## Stated goal
Repeat the material in full. Keep every line exactly as it is.

## Record extracts
..............................

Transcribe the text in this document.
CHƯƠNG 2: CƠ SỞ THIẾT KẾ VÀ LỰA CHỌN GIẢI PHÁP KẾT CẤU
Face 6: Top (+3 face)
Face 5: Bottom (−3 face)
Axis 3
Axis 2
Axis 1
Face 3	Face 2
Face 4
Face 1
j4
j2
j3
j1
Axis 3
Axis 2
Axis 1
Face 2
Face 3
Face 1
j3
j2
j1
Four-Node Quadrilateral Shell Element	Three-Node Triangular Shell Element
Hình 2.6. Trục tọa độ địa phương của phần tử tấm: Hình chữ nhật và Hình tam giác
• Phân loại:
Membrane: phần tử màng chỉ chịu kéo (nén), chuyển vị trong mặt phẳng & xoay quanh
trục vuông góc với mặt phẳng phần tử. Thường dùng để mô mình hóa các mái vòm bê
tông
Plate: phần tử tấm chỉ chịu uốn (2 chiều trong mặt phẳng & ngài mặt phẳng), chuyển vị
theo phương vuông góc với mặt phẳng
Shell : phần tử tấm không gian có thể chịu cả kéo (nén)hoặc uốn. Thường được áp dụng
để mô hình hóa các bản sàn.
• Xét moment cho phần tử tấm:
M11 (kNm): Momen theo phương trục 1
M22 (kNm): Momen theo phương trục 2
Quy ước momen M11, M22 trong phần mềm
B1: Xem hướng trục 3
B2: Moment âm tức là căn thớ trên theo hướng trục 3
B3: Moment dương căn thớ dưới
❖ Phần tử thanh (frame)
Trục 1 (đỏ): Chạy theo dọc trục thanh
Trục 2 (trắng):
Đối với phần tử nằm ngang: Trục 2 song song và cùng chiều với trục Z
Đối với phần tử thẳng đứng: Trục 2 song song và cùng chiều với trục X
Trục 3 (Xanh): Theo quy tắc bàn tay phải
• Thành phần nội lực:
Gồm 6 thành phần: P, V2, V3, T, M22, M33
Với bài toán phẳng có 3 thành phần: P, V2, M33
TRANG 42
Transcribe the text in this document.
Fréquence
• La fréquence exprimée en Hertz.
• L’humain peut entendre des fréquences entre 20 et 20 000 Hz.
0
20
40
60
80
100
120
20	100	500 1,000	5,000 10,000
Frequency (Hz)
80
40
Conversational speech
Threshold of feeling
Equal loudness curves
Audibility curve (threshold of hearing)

..............................

## Answer to the exercise
Transcribe the text in this document.
CHƯƠNG 2: CƠ SỞ THIẾT KẾ VÀ LỰA CHỌN GIẢI PHÁP KẾT CẤU
Face 6: Top (+3 face)
Face 5: Bottom (−3 face)
Axis 3
Axis 2
Axis 1
Face 3	Face 2
Face 4
Face 1
j4
j2
j3
j1
Axis 3
Axis 2
Axis 1
Face 2
Face 3
Face 1
j3
j2
j1
Four-Node Quadrilateral Shell Element	Three-Node Triangular Shell Element
Hình 2.6. Trục tọa độ địa phương của phần tử tấm: Hình chữ nhật và Hình tam giác
• Phân loại:
Membrane: phần tử màng chỉ chịu kéo (nén), chuyển vị trong mặt phẳng & xoay quanh
trục vuông góc với mặt phẳng phần tử. Thường dùng để mô mình hóa các mái vòm bê
tông
Plate: phần tử tấm chỉ chịu uốn (2 chiều trong mặt phẳng & ngài mặt phẳng), chuyển vị
theo phương vuông góc với mặt phẳng
Shell : phần tử tấm không gian có thể chịu cả kéo (nén)hoặc uốn. Thường được áp dụng
để mô hình hóa các bản sàn.
• Xét moment cho phần tử tấm:
M11 (kNm): Momen theo phương trục 1
M22 (kNm): Momen theo phương trục 2
Quy ước momen M11, M22 trong phần mềm
B1: Xem hướng trục 3
B2: Moment âm tức là căn thớ trên theo hướng trục 3
B3: Moment dương căn thớ dưới
❖ Phần tử thanh (frame)
Trục 1 (đỏ): Chạy theo dọc trục thanh
Trục 2 (trắng):
Đối với phần tử nằm ngang: Trục 2 song song và cùng chiều với trục Z
Đối với phần tử thẳng đứng: Trục 2 song song và cùng chiều với trục X
Trục 3 (Xanh): Theo quy tắc bàn tay phải
• Thành phần nội lực:
Gồm 6 thành phần: P, V2, V3, T, M22, M33
Với bài toán phẳng có 3 thành phần: P, V2, M33
TRANG 42
Transcribe the text in this document.
Fréquence
• La fréquence exprimée en Hertz.
• L’humain peut entendre des fréquences entre 20 et 20 000 Hz.
0
20
40
60
80
100
120
20	100	500 1,000	5,000 10,000
Frequency (Hz)
80
40
Conversational speech
Threshold of feeling
Equal loudness curves
Audibility curve (threshold of hearing)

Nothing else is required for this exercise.